> _Tugas 1_
Kembalikan bagian teks tentang Syekh Nawawi dari kata "Pada tahun 1870" sampai dengan kata "tersebar di Mesir.", tanpa perubahan apa pun.

> _Teks Bacaan_
**********
Pada tahun 1870 para ulama Universitas alAzhar Mesir pemah mengundangnya untuk
memberikan kuliah singkat di suatu forum diskusi ilmiyah. Mereka tertarik untuk
mengundangnya karena nama KH. Nawawi sudah dikenal melalui karya-karyanya yang
telah banyak tersebar di Mesir.
Sufi
Brilian
Sejauh
itu dalam bidang tasawuf, Nawawi dengan aktivitas intelektualnya mencerminkan
ia bersemangat menghidupkan disiplin ilmu-ilmu agama. Dalam bidang ini ia
memiliki konsep yang identik dengan tasawuf ortodok. Dari karyanya saja Nawawi
menunjukkan seorang sufi brilian, ia banyak memiliki tulisan di bidang tasawuf
yang dapat dijadikan sebagai rujukan standar bagi seorang sufi. Brockleman,
seorang penulis dari Belanda mencatat ada 3 karya Nawawi yang dapat
merepresentasikan pandangan tasawufnya : yaitu Misbah al-Zulam, Qami’
al-Thugyan dan Salalim al Fudala. Di sana Nawawi banyak sekali merujuk kitab
Ihya ‘Ulumuddin alGazali. Bahkan kitab ini merupakan rujukan penting bagi
setiap tarekat.
Pandangan
tasawufnya meski tidak tergantung pada gurunya Syekh Khatib Sambas, seorang
ulama tasawuf asal Jawi yang memimpin sebuah organisasi tarekat, bahkan tidak
ikut menjadi anggota tarekat, namun ia memiliki pandangan bahwa keterkaitan
antara praktek tarekat, syariat dan hakikat sangat erat. Untuk memahami lebih
mudah dari keterkaitan ini Nawawi mengibaratkan syariat dengan sebuah kapal,
tarekat dengan lautnya dan hakekat merupakan intan dalam lautan yang dapat
diperoleh dengan kapal berlayar di laut. Dalam proses pengamalannya Syariat
(hukum) dan tarekat merupakan awal dari perjalanan (ibtida’i) seorang sufi,
sementara hakikat adalah basil dari syariat dan tarikat. Pandangan ini mengindikasikan
bahwa Syekh Nawawi tidak menolak praktek-praktek tarekat selama tarekat
tersebut tidak mengajarkan hal-hat yang bertentangan dengan ajaran Islam,
syariat.
**********
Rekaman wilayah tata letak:
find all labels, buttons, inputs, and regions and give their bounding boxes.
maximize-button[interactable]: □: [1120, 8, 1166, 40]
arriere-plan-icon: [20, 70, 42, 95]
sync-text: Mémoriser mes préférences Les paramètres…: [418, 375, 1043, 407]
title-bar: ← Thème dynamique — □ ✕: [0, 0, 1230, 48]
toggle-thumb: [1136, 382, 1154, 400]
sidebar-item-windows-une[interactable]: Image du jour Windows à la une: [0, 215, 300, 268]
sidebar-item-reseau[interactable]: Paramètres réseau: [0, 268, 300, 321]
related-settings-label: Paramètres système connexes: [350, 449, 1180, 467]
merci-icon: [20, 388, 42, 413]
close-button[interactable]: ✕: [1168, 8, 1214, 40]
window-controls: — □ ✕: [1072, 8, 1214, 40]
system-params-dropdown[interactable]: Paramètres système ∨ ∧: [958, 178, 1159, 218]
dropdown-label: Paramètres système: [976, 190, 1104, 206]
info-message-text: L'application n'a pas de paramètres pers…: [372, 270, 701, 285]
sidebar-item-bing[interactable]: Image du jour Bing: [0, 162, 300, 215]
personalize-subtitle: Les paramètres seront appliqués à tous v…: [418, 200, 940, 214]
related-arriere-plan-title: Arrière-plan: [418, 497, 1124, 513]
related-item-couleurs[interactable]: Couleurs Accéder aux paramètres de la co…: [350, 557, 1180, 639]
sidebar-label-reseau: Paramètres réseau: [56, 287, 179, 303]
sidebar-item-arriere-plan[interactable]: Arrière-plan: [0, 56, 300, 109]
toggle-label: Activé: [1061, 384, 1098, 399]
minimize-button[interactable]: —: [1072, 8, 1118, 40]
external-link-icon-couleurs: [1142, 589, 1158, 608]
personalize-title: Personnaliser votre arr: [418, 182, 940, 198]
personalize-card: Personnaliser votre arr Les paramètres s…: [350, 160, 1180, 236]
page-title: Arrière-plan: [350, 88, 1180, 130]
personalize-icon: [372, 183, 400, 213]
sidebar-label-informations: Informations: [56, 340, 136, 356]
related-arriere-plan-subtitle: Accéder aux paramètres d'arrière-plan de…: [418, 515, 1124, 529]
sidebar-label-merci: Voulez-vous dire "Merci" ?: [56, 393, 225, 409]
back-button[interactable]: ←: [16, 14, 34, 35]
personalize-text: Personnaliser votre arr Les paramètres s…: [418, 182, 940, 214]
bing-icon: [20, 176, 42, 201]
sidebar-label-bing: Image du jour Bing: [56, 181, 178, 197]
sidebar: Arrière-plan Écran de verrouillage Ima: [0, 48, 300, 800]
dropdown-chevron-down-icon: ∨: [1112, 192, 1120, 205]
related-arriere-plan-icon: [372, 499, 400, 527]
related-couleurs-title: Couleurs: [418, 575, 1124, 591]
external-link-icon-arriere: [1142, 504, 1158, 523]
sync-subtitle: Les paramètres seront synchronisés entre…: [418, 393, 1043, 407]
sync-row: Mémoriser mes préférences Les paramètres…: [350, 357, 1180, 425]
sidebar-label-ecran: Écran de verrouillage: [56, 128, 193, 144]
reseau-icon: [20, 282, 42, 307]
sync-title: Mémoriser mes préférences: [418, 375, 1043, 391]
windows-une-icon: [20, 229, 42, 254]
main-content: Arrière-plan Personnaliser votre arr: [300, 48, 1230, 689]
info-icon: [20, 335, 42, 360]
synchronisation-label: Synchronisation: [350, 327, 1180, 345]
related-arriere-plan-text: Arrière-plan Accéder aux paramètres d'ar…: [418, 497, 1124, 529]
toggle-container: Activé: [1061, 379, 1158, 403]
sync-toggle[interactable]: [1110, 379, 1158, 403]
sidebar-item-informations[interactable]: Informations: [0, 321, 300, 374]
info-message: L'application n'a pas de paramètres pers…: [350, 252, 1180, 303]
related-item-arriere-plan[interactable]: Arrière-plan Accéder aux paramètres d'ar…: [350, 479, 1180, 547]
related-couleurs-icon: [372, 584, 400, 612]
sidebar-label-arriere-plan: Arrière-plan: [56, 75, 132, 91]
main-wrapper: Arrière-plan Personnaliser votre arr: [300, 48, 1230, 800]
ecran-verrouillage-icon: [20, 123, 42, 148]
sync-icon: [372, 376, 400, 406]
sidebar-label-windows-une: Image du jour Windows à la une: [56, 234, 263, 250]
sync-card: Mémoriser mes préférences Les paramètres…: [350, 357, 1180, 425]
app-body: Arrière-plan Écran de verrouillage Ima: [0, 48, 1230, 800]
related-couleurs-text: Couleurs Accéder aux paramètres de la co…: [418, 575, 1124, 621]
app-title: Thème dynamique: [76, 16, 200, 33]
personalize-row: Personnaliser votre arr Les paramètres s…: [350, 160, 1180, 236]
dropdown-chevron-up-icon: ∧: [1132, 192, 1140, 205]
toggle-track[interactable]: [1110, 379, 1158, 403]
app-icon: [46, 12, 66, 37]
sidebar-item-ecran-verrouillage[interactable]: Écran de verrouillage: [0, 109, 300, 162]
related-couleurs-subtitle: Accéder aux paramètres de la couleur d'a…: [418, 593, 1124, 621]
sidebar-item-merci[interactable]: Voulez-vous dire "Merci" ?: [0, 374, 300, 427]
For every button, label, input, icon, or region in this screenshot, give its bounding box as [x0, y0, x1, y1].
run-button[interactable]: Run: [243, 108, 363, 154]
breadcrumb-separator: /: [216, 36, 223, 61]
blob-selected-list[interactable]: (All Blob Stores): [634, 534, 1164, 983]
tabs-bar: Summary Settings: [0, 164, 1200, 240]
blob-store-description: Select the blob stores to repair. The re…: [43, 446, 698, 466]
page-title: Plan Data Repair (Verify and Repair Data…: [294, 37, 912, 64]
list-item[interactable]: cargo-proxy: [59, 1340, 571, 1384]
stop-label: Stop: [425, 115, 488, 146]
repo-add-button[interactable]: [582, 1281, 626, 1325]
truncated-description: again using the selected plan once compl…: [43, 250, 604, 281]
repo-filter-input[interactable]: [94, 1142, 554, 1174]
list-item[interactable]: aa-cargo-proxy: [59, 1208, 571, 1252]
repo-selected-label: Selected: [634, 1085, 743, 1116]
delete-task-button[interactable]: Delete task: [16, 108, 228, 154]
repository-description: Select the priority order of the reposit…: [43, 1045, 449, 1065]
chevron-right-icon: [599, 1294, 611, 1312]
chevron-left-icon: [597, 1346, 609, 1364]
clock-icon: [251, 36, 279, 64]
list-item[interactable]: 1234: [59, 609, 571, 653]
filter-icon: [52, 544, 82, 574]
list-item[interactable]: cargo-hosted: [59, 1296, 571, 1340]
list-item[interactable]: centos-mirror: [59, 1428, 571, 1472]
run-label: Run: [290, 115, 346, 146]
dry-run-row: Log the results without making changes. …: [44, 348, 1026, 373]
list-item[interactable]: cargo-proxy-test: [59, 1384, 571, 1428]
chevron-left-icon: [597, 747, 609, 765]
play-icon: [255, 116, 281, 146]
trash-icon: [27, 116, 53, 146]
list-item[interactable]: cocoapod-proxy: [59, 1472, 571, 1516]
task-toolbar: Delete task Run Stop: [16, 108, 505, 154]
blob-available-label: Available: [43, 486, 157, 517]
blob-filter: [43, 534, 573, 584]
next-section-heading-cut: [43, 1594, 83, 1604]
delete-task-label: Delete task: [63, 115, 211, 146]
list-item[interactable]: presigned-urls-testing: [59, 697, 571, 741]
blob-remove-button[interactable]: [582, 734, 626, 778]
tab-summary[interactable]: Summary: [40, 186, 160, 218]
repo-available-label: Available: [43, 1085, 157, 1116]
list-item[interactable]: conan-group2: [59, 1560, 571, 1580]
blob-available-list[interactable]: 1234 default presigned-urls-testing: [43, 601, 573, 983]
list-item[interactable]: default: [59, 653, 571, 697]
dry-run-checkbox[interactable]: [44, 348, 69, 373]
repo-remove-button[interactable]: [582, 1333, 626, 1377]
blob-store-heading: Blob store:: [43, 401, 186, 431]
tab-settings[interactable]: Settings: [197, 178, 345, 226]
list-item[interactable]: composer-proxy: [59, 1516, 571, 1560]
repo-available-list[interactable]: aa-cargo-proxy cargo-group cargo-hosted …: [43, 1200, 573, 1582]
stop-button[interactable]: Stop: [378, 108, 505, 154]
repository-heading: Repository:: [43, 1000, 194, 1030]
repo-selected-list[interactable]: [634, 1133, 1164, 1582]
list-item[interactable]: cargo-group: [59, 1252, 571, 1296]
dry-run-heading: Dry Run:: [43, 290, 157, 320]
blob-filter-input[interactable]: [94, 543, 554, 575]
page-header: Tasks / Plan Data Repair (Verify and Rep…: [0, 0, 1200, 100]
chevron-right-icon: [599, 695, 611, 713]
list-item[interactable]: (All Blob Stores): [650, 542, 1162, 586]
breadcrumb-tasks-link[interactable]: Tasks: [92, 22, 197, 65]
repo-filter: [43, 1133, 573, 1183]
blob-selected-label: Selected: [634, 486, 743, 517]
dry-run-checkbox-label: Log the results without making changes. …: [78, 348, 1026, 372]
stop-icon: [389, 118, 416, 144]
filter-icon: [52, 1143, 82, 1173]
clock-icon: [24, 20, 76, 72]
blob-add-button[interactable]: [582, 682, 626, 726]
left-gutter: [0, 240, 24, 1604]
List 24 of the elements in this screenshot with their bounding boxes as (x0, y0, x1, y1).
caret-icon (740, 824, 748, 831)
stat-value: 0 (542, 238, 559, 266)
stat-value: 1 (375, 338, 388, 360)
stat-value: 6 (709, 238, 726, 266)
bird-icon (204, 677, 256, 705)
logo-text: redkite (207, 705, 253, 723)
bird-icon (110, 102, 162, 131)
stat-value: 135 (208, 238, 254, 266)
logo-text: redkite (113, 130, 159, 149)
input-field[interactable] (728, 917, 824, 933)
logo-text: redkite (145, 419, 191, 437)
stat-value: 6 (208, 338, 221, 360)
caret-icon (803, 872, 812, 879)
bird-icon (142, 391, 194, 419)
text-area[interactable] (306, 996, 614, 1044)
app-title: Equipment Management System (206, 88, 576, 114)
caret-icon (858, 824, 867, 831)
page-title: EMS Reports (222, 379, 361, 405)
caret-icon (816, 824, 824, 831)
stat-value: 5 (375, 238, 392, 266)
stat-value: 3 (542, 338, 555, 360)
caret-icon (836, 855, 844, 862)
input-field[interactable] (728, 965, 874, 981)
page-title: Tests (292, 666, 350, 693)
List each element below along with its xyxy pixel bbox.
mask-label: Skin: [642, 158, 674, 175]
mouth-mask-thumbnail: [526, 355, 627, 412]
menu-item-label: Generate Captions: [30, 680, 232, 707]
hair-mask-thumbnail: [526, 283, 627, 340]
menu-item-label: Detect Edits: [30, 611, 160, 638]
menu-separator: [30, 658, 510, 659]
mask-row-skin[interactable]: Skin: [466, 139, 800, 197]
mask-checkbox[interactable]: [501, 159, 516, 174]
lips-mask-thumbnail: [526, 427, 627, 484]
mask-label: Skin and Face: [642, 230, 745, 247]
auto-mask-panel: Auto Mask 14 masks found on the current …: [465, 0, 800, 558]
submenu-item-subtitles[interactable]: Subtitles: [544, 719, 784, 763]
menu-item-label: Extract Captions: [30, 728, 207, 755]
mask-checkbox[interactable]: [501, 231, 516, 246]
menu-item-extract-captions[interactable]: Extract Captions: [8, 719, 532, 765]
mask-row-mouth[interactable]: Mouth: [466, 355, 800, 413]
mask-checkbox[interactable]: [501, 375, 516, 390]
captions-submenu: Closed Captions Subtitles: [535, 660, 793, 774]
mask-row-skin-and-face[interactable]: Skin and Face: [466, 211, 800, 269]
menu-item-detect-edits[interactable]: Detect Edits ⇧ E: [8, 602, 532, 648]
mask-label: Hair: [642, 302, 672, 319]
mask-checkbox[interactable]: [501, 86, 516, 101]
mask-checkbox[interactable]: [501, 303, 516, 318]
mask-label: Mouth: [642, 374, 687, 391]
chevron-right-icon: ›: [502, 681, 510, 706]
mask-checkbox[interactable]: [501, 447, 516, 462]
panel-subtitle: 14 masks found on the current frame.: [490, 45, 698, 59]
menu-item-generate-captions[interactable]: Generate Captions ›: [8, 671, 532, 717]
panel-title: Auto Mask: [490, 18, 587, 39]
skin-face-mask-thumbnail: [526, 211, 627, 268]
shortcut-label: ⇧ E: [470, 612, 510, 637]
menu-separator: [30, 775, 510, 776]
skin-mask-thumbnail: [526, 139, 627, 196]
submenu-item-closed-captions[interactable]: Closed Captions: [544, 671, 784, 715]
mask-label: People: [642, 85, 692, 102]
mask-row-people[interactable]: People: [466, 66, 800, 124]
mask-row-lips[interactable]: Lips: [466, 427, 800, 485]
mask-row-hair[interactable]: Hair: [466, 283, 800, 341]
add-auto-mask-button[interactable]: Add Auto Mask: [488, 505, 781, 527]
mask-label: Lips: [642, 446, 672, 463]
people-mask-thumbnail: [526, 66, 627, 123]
**********
> _Tugas 2_
Ubahlah baris-baris rekaman, mulai dari baris pertama rekaman hingga baris yang memuat "56, 300, 109]" (baris tersebut turut dihitung), menjadi daftar JSON berisi string, satu string untuk setiap baris, tanpa baris kosong.

> _Penyelesaian 1_
Pada tahun 1870 para ulama Universitas alAzhar Mesir pemah mengundangnya untuk
memberikan kuliah singkat di suatu forum diskusi ilmiyah. Mereka tertarik untuk
mengundangnya karena nama KH. Nawawi sudah dikenal melalui karya-karyanya yang
telah banyak tersebar di Mesir.

> _Penyelesaian 2_
[
  "find all labels, buttons, inputs, and regions and give their bounding boxes.",
  "maximize-button[interactable]: □: [1120, 8, 1166, 40]",
  "arriere-plan-icon: [20, 70, 42, 95]",
  "sync-text: Mémoriser mes préférences Les paramètres…: [418, 375, 1043, 407]",
  "title-bar: ← Thème dynamique — □ ✕: [0, 0, 1230, 48]",
  "toggle-thumb: [1136, 382, 1154, 400]",
  "sidebar-item-windows-une[interactable]: Image du jour Windows à la une: [0, 215, 300, 268]",
  "sidebar-item-reseau[interactable]: Paramètres réseau: [0, 268, 300, 321]",
  "related-settings-label: Paramètres système connexes: [350, 449, 1180, 467]",
  "merci-icon: [20, 388, 42, 413]",
  "close-button[interactable]: ✕: [1168, 8, 1214, 40]",
  "window-controls: — □ ✕: [1072, 8, 1214, 40]",
  "system-params-dropdown[interactable]: Paramètres système ∨ ∧: [958, 178, 1159, 218]",
  "dropdown-label: Paramètres système: [976, 190, 1104, 206]",
  "info-message-text: L'application n'a pas de paramètres pers…: [372, 270, 701, 285]",
  "sidebar-item-bing[interactable]: Image du jour Bing: [0, 162, 300, 215]",
  "personalize-subtitle: Les paramètres seront appliqués à tous v…: [418, 200, 940, 214]",
  "related-arriere-plan-title: Arrière-plan: [418, 497, 1124, 513]",
  "related-item-couleurs[interactable]: Couleurs Accéder aux paramètres de la co…: [350, 557, 1180, 639]",
  "sidebar-label-reseau: Paramètres réseau: [56, 287, 179, 303]",
  "sidebar-item-arriere-plan[interactable]: Arrière-plan: [0, 56, 300, 109]"
]